**EXERCISE AIM:** Can you pull out each line of the data below that includes the word "Soporte"?

>> start RECORDS FOR PROCESSING

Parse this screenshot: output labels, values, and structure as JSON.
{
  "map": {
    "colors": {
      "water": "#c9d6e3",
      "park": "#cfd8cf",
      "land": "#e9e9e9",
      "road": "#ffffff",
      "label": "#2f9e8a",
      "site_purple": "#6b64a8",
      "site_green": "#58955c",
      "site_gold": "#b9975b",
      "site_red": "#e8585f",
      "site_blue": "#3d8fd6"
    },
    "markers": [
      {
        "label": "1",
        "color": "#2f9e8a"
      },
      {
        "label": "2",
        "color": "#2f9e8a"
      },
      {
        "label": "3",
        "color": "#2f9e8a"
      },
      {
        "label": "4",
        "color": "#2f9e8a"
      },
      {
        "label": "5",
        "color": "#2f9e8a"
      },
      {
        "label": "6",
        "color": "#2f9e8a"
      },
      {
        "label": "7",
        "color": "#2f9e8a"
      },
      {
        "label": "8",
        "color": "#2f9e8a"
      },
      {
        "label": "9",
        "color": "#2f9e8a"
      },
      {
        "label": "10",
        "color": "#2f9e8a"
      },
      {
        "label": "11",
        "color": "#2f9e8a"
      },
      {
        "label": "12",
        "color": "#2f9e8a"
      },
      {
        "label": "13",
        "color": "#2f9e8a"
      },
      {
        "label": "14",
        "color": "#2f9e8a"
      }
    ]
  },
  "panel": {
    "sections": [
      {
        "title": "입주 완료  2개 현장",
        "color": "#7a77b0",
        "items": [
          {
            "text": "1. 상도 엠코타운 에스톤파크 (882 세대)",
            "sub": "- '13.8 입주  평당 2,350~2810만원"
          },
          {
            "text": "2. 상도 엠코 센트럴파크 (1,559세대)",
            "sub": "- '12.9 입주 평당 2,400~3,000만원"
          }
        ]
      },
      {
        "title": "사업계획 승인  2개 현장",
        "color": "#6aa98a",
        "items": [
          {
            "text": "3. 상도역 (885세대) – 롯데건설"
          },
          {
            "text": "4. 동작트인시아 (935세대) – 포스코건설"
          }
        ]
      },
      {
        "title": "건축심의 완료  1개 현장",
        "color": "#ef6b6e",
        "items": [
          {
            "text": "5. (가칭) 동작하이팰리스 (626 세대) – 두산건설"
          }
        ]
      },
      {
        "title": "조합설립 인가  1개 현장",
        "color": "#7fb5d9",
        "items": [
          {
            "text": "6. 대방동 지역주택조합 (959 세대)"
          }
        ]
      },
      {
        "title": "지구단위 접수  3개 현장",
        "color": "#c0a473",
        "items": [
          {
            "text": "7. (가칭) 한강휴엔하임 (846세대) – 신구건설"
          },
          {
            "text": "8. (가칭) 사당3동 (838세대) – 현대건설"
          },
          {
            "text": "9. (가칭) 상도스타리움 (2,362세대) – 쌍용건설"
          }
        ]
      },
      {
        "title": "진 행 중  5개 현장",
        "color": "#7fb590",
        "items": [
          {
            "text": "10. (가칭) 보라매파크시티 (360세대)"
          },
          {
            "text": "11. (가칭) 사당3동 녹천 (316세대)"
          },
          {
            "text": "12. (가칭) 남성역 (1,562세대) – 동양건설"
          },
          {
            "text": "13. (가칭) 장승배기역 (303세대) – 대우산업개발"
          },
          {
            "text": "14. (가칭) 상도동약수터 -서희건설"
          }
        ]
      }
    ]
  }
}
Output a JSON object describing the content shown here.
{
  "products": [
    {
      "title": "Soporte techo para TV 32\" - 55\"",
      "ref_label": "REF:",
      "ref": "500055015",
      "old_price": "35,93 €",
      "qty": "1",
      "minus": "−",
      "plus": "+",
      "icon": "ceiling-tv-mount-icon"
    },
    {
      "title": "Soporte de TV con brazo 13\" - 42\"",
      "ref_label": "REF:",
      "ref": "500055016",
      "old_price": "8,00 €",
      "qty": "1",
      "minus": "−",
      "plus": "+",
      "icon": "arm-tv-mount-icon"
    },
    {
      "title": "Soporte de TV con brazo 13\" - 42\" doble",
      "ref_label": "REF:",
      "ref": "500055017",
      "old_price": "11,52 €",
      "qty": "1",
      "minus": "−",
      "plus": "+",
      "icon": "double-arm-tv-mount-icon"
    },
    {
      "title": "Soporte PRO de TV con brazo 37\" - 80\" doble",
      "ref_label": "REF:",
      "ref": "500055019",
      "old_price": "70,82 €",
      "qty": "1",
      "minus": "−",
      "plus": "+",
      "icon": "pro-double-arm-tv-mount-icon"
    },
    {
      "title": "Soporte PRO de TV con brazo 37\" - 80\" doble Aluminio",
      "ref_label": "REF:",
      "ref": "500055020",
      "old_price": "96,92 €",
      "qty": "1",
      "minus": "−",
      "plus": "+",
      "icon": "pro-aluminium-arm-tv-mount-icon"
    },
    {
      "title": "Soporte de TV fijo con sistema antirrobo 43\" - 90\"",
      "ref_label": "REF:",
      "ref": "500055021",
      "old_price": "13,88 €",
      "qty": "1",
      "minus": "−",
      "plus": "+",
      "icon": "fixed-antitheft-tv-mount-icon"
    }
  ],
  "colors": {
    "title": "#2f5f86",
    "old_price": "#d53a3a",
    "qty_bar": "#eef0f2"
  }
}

>> end RECORDS FOR PROCESSING

**COMPLETE OUTPUT:**
      "title": "Soporte techo para TV 32\" - 55\"",
      "title": "Soporte de TV con brazo 13\" - 42\"",
      "title": "Soporte de TV con brazo 13\" - 42\" doble",
      "title": "Soporte PRO de TV con brazo 37\" - 80\" doble",
      "title": "Soporte PRO de TV con brazo 37\" - 80\" doble Aluminio",
      "title": "Soporte de TV fijo con sistema antirrobo 43\" - 90\"",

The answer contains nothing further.